- What the exercise asks: Restate the whole of the material. Keep every word, and drop the pictures.

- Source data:
-- begin --

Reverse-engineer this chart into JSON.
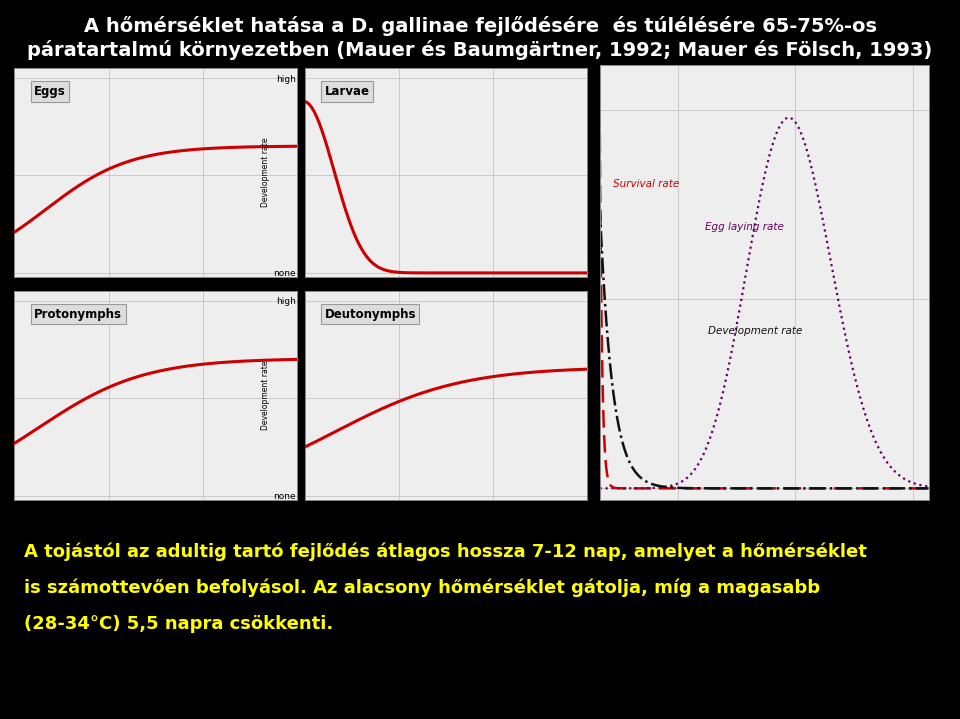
{
  "bg_color": "#000000",
  "chart_bg": "#e8e8e8",
  "panel_bg": "#eeeeee",
  "title_color": "#ffffff",
  "title_fontsize": 14,
  "body_color_yellow": "#ffff00",
  "body_fontsize": 13,
  "curve_red": "#cc0000",
  "curve_purple": "#660066",
  "curve_black": "#111111",
  "panel_labels": [
    "Eggs",
    "Larvae",
    "Protonymphs",
    "Deutonymphs"
  ]
}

-- end --

- Task solution:
Reverse-engineer this chart into JSON.
{
  "bg_color": "#000000",
  "chart_bg": "#e8e8e8",
  "panel_bg": "#eeeeee",
  "title_color": "#ffffff",
  "title_fontsize": 14,
  "body_color_yellow": "#ffff00",
  "body_fontsize": 13,
  "curve_red": "#cc0000",
  "curve_purple": "#660066",
  "curve_black": "#111111",
  "panel_labels": [
    "Eggs",
    "Larvae",
    "Protonymphs",
    "Deutonymphs"
  ]
}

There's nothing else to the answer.